== STATED EXERCISE ==
Write every line of the material out exactly as shown.

== DATA TO PROCESS ==
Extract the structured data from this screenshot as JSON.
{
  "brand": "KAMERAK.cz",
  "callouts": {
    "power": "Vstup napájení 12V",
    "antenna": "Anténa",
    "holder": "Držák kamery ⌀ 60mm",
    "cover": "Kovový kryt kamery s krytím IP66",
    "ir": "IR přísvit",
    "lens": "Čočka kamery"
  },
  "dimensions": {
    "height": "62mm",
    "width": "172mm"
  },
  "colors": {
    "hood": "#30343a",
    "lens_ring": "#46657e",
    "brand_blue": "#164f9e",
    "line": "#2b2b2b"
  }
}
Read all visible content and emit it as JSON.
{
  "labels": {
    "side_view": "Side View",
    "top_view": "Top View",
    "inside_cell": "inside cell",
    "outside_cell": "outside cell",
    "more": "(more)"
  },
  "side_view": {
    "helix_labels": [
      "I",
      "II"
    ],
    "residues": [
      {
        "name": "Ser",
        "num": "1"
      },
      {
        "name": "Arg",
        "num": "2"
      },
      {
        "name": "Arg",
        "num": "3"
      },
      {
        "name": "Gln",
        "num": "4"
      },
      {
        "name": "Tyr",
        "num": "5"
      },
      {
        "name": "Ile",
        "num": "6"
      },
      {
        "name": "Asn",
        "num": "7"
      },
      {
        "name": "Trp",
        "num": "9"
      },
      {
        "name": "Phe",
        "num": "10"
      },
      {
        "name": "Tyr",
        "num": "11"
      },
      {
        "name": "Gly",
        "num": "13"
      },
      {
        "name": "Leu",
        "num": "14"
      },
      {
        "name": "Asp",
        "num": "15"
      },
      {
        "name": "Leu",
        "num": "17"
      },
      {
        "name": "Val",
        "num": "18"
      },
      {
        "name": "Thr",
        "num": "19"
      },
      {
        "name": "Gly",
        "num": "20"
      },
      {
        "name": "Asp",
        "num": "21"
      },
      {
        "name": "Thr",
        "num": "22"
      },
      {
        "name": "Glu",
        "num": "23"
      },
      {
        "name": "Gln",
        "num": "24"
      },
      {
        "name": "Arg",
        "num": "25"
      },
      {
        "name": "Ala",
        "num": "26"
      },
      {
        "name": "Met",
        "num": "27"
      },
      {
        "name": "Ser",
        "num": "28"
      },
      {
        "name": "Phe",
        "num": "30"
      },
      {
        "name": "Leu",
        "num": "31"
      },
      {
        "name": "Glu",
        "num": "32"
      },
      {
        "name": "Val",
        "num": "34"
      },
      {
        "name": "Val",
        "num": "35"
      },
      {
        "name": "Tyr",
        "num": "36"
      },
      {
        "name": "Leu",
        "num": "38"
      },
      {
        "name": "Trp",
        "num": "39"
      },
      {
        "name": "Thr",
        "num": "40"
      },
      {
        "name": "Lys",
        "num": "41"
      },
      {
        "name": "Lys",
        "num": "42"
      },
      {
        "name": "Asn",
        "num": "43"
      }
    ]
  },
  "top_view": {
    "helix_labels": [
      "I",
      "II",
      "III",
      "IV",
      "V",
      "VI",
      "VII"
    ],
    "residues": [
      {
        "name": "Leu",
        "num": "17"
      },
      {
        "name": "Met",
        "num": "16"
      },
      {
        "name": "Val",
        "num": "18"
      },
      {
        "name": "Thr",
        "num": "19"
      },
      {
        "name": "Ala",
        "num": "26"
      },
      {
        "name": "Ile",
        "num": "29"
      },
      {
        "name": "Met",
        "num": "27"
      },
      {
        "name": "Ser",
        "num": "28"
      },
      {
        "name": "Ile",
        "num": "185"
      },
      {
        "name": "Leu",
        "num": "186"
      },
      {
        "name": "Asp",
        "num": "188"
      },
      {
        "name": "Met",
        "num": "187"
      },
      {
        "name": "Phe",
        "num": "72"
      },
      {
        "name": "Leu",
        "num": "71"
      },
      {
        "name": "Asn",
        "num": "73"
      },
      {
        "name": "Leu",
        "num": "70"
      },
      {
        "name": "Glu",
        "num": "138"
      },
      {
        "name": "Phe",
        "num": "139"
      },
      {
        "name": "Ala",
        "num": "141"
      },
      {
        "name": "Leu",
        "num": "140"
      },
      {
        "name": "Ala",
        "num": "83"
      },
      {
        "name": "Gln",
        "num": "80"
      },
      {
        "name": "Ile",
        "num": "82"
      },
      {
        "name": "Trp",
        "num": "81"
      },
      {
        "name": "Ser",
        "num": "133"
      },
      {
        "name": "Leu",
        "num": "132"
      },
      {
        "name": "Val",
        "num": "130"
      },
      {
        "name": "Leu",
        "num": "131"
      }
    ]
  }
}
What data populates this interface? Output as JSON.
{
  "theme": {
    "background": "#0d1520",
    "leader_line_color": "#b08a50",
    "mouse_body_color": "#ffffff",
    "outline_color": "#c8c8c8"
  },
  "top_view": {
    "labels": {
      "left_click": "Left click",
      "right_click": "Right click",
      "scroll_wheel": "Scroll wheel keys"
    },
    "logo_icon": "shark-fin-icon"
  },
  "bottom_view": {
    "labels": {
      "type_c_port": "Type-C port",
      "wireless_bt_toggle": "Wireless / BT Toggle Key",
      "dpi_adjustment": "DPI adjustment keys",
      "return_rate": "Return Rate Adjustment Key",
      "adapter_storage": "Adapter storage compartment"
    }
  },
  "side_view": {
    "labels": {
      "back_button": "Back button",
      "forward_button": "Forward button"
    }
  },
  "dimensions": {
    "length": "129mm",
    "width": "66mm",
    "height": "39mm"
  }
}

== RESPONSE TO THIS EXERCISE ==
Extract the structured data from this screenshot as JSON.
{
  "brand": "KAMERAK.cz",
  "callouts": {
    "power": "Vstup napájení 12V",
    "antenna": "Anténa",
    "holder": "Držák kamery ⌀ 60mm",
    "cover": "Kovový kryt kamery s krytím IP66",
    "ir": "IR přísvit",
    "lens": "Čočka kamery"
  },
  "dimensions": {
    "height": "62mm",
    "width": "172mm"
  },
  "colors": {
    "hood": "#30343a",
    "lens_ring": "#46657e",
    "brand_blue": "#164f9e",
    "line": "#2b2b2b"
  }
}
Read all visible content and emit it as JSON.
{
  "labels": {
    "side_view": "Side View",
    "top_view": "Top View",
    "inside_cell": "inside cell",
    "outside_cell": "outside cell",
    "more": "(more)"
  },
  "side_view": {
    "helix_labels": [
      "I",
      "II"
    ],
    "residues": [
      {
        "name": "Ser",
        "num": "1"
      },
      {
        "name": "Arg",
        "num": "2"
      },
      {
        "name": "Arg",
        "num": "3"
      },
      {
        "name": "Gln",
        "num": "4"
      },
      {
        "name": "Tyr",
        "num": "5"
      },
      {
        "name": "Ile",
        "num": "6"
      },
      {
        "name": "Asn",
        "num": "7"
      },
      {
        "name": "Trp",
        "num": "9"
      },
      {
        "name": "Phe",
        "num": "10"
      },
      {
        "name": "Tyr",
        "num": "11"
      },
      {
        "name": "Gly",
        "num": "13"
      },
      {
        "name": "Leu",
        "num": "14"
      },
      {
        "name": "Asp",
        "num": "15"
      },
      {
        "name": "Leu",
        "num": "17"
      },
      {
        "name": "Val",
        "num": "18"
      },
      {
        "name": "Thr",
        "num": "19"
      },
      {
        "name": "Gly",
        "num": "20"
      },
      {
        "name": "Asp",
        "num": "21"
      },
      {
        "name": "Thr",
        "num": "22"
      },
      {
        "name": "Glu",
        "num": "23"
      },
      {
        "name": "Gln",
        "num": "24"
      },
      {
        "name": "Arg",
        "num": "25"
      },
      {
        "name": "Ala",
        "num": "26"
      },
      {
        "name": "Met",
        "num": "27"
      },
      {
        "name": "Ser",
        "num": "28"
      },
      {
        "name": "Phe",
        "num": "30"
      },
      {
        "name": "Leu",
        "num": "31"
      },
      {
        "name": "Glu",
        "num": "32"
      },
      {
        "name": "Val",
        "num": "34"
      },
      {
        "name": "Val",
        "num": "35"
      },
      {
        "name": "Tyr",
        "num": "36"
      },
      {
        "name": "Leu",
        "num": "38"
      },
      {
        "name": "Trp",
        "num": "39"
      },
      {
        "name": "Thr",
        "num": "40"
      },
      {
        "name": "Lys",
        "num": "41"
      },
      {
        "name": "Lys",
        "num": "42"
      },
      {
        "name": "Asn",
        "num": "43"
      }
    ]
  },
  "top_view": {
    "helix_labels": [
      "I",
      "II",
      "III",
      "IV",
      "V",
      "VI",
      "VII"
    ],
    "residues": [
      {
        "name": "Leu",
        "num": "17"
      },
      {
        "name": "Met",
        "num": "16"
      },
      {
        "name": "Val",
        "num": "18"
      },
      {
        "name": "Thr",
        "num": "19"
      },
      {
        "name": "Ala",
        "num": "26"
      },
      {
        "name": "Ile",
        "num": "29"
      },
      {
        "name": "Met",
        "num": "27"
      },
      {
        "name": "Ser",
        "num": "28"
      },
      {
        "name": "Ile",
        "num": "185"
      },
      {
        "name": "Leu",
        "num": "186"
      },
      {
        "name": "Asp",
        "num": "188"
      },
      {
        "name": "Met",
        "num": "187"
      },
      {
        "name": "Phe",
        "num": "72"
      },
      {
        "name": "Leu",
        "num": "71"
      },
      {
        "name": "Asn",
        "num": "73"
      },
      {
        "name": "Leu",
        "num": "70"
      },
      {
        "name": "Glu",
        "num": "138"
      },
      {
        "name": "Phe",
        "num": "139"
      },
      {
        "name": "Ala",
        "num": "141"
      },
      {
        "name": "Leu",
        "num": "140"
      },
      {
        "name": "Ala",
        "num": "83"
      },
      {
        "name": "Gln",
        "num": "80"
      },
      {
        "name": "Ile",
        "num": "82"
      },
      {
        "name": "Trp",
        "num": "81"
      },
      {
        "name": "Ser",
        "num": "133"
      },
      {
        "name": "Leu",
        "num": "132"
      },
      {
        "name": "Val",
        "num": "130"
      },
      {
        "name": "Leu",
        "num": "131"
      }
    ]
  }
}
What data populates this interface? Output as JSON.
{
  "theme": {
    "background": "#0d1520",
    "leader_line_color": "#b08a50",
    "mouse_body_color": "#ffffff",
    "outline_color": "#c8c8c8"
  },
  "top_view": {
    "labels": {
      "left_click": "Left click",
      "right_click": "Right click",
      "scroll_wheel": "Scroll wheel keys"
    },
    "logo_icon": "shark-fin-icon"
  },
  "bottom_view": {
    "labels": {
      "type_c_port": "Type-C port",
      "wireless_bt_toggle": "Wireless / BT Toggle Key",
      "dpi_adjustment": "DPI adjustment keys",
      "return_rate": "Return Rate Adjustment Key",
      "adapter_storage": "Adapter storage compartment"
    }
  },
  "side_view": {
    "labels": {
      "back_button": "Back button",
      "forward_button": "Forward button"
    }
  },
  "dimensions": {
    "length": "129mm",
    "width": "66mm",
    "height": "39mm"
  }
}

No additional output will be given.